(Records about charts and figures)
____

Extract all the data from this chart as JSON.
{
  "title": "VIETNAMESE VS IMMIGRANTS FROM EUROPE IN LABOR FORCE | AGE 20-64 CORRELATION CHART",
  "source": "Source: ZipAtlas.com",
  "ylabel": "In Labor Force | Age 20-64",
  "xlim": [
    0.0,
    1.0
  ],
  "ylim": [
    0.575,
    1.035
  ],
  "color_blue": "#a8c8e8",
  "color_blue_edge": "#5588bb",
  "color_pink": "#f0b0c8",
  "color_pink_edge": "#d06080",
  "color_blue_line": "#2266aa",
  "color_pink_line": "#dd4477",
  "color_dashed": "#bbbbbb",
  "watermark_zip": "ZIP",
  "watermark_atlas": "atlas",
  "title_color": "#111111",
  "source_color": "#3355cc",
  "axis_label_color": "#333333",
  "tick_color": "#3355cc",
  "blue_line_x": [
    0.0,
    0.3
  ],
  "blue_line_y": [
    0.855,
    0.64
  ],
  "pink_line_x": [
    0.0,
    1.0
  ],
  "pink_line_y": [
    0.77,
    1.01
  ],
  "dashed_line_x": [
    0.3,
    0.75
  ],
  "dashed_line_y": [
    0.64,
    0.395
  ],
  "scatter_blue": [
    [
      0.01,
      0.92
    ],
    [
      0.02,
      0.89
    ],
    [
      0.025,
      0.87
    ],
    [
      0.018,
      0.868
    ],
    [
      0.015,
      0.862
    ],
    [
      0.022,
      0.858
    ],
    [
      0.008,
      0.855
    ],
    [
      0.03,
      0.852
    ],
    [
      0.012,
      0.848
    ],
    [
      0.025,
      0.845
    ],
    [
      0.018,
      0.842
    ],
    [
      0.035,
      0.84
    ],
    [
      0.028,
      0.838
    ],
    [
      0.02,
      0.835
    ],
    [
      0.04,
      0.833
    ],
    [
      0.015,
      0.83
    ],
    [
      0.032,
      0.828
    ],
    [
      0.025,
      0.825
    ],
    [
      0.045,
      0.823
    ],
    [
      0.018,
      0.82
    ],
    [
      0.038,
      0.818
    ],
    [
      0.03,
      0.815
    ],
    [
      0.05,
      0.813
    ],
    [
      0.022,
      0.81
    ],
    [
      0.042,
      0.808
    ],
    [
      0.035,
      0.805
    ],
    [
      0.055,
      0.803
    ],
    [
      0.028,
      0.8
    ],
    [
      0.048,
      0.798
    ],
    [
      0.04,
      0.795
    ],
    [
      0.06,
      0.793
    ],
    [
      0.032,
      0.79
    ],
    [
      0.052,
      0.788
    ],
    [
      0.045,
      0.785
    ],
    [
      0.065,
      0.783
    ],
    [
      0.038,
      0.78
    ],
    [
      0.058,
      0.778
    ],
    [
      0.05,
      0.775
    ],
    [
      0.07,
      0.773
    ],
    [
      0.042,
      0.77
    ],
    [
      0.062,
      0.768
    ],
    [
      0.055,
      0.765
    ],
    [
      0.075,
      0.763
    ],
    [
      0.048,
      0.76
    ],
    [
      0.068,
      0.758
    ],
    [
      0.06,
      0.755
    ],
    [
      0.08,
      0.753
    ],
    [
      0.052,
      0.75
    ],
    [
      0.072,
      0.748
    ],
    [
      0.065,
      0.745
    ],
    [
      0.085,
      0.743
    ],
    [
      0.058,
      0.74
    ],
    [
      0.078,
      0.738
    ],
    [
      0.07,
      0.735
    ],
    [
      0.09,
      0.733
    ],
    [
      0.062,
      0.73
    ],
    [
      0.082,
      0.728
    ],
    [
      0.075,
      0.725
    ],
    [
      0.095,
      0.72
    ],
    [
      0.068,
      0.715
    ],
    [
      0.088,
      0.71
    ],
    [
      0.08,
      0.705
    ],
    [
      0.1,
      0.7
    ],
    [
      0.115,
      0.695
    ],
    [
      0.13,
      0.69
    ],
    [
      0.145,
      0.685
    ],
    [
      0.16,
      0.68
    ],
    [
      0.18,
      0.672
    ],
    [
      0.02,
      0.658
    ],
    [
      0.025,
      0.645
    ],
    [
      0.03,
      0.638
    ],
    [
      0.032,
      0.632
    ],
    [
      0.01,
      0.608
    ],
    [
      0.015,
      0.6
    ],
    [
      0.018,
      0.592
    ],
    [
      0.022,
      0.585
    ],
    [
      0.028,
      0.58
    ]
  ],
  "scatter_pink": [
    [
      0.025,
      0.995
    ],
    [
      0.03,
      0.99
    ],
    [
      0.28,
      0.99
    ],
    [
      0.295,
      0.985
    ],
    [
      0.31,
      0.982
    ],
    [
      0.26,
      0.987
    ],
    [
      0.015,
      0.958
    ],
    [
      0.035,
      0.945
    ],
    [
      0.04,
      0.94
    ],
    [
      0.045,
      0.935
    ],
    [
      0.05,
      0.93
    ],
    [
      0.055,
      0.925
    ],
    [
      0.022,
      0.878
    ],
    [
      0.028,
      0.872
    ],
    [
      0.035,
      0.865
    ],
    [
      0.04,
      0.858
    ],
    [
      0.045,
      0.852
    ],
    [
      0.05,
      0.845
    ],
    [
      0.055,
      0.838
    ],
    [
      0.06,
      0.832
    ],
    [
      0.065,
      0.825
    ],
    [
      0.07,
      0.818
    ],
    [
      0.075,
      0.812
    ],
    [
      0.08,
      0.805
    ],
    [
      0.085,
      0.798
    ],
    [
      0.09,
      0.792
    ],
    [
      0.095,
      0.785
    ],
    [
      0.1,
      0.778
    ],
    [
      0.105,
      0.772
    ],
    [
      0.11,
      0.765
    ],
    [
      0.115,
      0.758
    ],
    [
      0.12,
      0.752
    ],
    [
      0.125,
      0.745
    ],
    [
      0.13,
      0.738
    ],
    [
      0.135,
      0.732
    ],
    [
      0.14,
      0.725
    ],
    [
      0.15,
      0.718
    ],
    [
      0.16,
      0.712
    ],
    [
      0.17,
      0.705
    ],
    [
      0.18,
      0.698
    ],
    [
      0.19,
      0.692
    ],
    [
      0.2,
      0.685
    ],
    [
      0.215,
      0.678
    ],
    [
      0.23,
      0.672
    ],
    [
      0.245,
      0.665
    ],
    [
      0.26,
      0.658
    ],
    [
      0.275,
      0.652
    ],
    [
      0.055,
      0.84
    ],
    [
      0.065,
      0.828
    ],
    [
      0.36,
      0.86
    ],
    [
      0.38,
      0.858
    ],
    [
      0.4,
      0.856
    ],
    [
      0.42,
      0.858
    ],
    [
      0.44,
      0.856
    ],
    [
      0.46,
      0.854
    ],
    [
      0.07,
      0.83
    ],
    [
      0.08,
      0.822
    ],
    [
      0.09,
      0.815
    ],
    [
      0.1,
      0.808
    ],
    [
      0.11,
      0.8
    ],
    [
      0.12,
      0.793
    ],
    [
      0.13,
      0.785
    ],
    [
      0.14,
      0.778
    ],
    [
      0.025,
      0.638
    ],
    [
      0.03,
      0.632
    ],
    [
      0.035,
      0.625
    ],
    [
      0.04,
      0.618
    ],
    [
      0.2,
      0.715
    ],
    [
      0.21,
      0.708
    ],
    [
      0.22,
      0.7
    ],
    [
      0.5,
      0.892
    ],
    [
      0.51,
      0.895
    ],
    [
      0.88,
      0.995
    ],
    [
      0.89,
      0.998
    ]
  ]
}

____

◆ **PROMPT**
Please quote every record above exactly as it appears.

◆ **RESPONSE FOR THIS EXERCISE**
Extract all the data from this chart as JSON.
{
  "title": "VIETNAMESE VS IMMIGRANTS FROM EUROPE IN LABOR FORCE | AGE 20-64 CORRELATION CHART",
  "source": "Source: ZipAtlas.com",
  "ylabel": "In Labor Force | Age 20-64",
  "xlim": [
    0.0,
    1.0
  ],
  "ylim": [
    0.575,
    1.035
  ],
  "color_blue": "#a8c8e8",
  "color_blue_edge": "#5588bb",
  "color_pink": "#f0b0c8",
  "color_pink_edge": "#d06080",
  "color_blue_line": "#2266aa",
  "color_pink_line": "#dd4477",
  "color_dashed": "#bbbbbb",
  "watermark_zip": "ZIP",
  "watermark_atlas": "atlas",
  "title_color": "#111111",
  "source_color": "#3355cc",
  "axis_label_color": "#333333",
  "tick_color": "#3355cc",
  "blue_line_x": [
    0.0,
    0.3
  ],
  "blue_line_y": [
    0.855,
    0.64
  ],
  "pink_line_x": [
    0.0,
    1.0
  ],
  "pink_line_y": [
    0.77,
    1.01
  ],
  "dashed_line_x": [
    0.3,
    0.75
  ],
  "dashed_line_y": [
    0.64,
    0.395
  ],
  "scatter_blue": [
    [
      0.01,
      0.92
    ],
    [
      0.02,
      0.89
    ],
    [
      0.025,
      0.87
    ],
    [
      0.018,
      0.868
    ],
    [
      0.015,
      0.862
    ],
    [
      0.022,
      0.858
    ],
    [
      0.008,
      0.855
    ],
    [
      0.03,
      0.852
    ],
    [
      0.012,
      0.848
    ],
    [
      0.025,
      0.845
    ],
    [
      0.018,
      0.842
    ],
    [
      0.035,
      0.84
    ],
    [
      0.028,
      0.838
    ],
    [
      0.02,
      0.835
    ],
    [
      0.04,
      0.833
    ],
    [
      0.015,
      0.83
    ],
    [
      0.032,
      0.828
    ],
    [
      0.025,
      0.825
    ],
    [
      0.045,
      0.823
    ],
    [
      0.018,
      0.82
    ],
    [
      0.038,
      0.818
    ],
    [
      0.03,
      0.815
    ],
    [
      0.05,
      0.813
    ],
    [
      0.022,
      0.81
    ],
    [
      0.042,
      0.808
    ],
    [
      0.035,
      0.805
    ],
    [
      0.055,
      0.803
    ],
    [
      0.028,
      0.8
    ],
    [
      0.048,
      0.798
    ],
    [
      0.04,
      0.795
    ],
    [
      0.06,
      0.793
    ],
    [
      0.032,
      0.79
    ],
    [
      0.052,
      0.788
    ],
    [
      0.045,
      0.785
    ],
    [
      0.065,
      0.783
    ],
    [
      0.038,
      0.78
    ],
    [
      0.058,
      0.778
    ],
    [
      0.05,
      0.775
    ],
    [
      0.07,
      0.773
    ],
    [
      0.042,
      0.77
    ],
    [
      0.062,
      0.768
    ],
    [
      0.055,
      0.765
    ],
    [
      0.075,
      0.763
    ],
    [
      0.048,
      0.76
    ],
    [
      0.068,
      0.758
    ],
    [
      0.06,
      0.755
    ],
    [
      0.08,
      0.753
    ],
    [
      0.052,
      0.75
    ],
    [
      0.072,
      0.748
    ],
    [
      0.065,
      0.745
    ],
    [
      0.085,
      0.743
    ],
    [
      0.058,
      0.74
    ],
    [
      0.078,
      0.738
    ],
    [
      0.07,
      0.735
    ],
    [
      0.09,
      0.733
    ],
    [
      0.062,
      0.73
    ],
    [
      0.082,
      0.728
    ],
    [
      0.075,
      0.725
    ],
    [
      0.095,
      0.72
    ],
    [
      0.068,
      0.715
    ],
    [
      0.088,
      0.71
    ],
    [
      0.08,
      0.705
    ],
    [
      0.1,
      0.7
    ],
    [
      0.115,
      0.695
    ],
    [
      0.13,
      0.69
    ],
    [
      0.145,
      0.685
    ],
    [
      0.16,
      0.68
    ],
    [
      0.18,
      0.672
    ],
    [
      0.02,
      0.658
    ],
    [
      0.025,
      0.645
    ],
    [
      0.03,
      0.638
    ],
    [
      0.032,
      0.632
    ],
    [
      0.01,
      0.608
    ],
    [
      0.015,
      0.6
    ],
    [
      0.018,
      0.592
    ],
    [
      0.022,
      0.585
    ],
    [
      0.028,
      0.58
    ]
  ],
  "scatter_pink": [
    [
      0.025,
      0.995
    ],
    [
      0.03,
      0.99
    ],
    [
      0.28,
      0.99
    ],
    [
      0.295,
      0.985
    ],
    [
      0.31,
      0.982
    ],
    [
      0.26,
      0.987
    ],
    [
      0.015,
      0.958
    ],
    [
      0.035,
      0.945
    ],
    [
      0.04,
      0.94
    ],
    [
      0.045,
      0.935
    ],
    [
      0.05,
      0.93
    ],
    [
      0.055,
      0.925
    ],
    [
      0.022,
      0.878
    ],
    [
      0.028,
      0.872
    ],
    [
      0.035,
      0.865
    ],
    [
      0.04,
      0.858
    ],
    [
      0.045,
      0.852
    ],
    [
      0.05,
      0.845
    ],
    [
      0.055,
      0.838
    ],
    [
      0.06,
      0.832
    ],
    [
      0.065,
      0.825
    ],
    [
      0.07,
      0.818
    ],
    [
      0.075,
      0.812
    ],
    [
      0.08,
      0.805
    ],
    [
      0.085,
      0.798
    ],
    [
      0.09,
      0.792
    ],
    [
      0.095,
      0.785
    ],
    [
      0.1,
      0.778
    ],
    [
      0.105,
      0.772
    ],
    [
      0.11,
      0.765
    ],
    [
      0.115,
      0.758
    ],
    [
      0.12,
      0.752
    ],
    [
      0.125,
      0.745
    ],
    [
      0.13,
      0.738
    ],
    [
      0.135,
      0.732
    ],
    [
      0.14,
      0.725
    ],
    [
      0.15,
      0.718
    ],
    [
      0.16,
      0.712
    ],
    [
      0.17,
      0.705
    ],
    [
      0.18,
      0.698
    ],
    [
      0.19,
      0.692
    ],
    [
      0.2,
      0.685
    ],
    [
      0.215,
      0.678
    ],
    [
      0.23,
      0.672
    ],
    [
      0.245,
      0.665
    ],
    [
      0.26,
      0.658
    ],
    [
      0.275,
      0.652
    ],
    [
      0.055,
      0.84
    ],
    [
      0.065,
      0.828
    ],
    [
      0.36,
      0.86
    ],
    [
      0.38,
      0.858
    ],
    [
      0.4,
      0.856
    ],
    [
      0.42,
      0.858
    ],
    [
      0.44,
      0.856
    ],
    [
      0.46,
      0.854
    ],
    [
      0.07,
      0.83
    ],
    [
      0.08,
      0.822
    ],
    [
      0.09,
      0.815
    ],
    [
      0.1,
      0.808
    ],
    [
      0.11,
      0.8
    ],
    [
      0.12,
      0.793
    ],
    [
      0.13,
      0.785
    ],
    [
      0.14,
      0.778
    ],
    [
      0.025,
      0.638
    ],
    [
      0.03,
      0.632
    ],
    [
      0.035,
      0.625
    ],
    [
      0.04,
      0.618
    ],
    [
      0.2,
      0.715
    ],
    [
      0.21,
      0.708
    ],
    [
      0.22,
      0.7
    ],
    [
      0.5,
      0.892
    ],
    [
      0.51,
      0.895
    ],
    [
      0.88,
      0.995
    ],
    [
      0.89,
      0.998
    ]
  ]
}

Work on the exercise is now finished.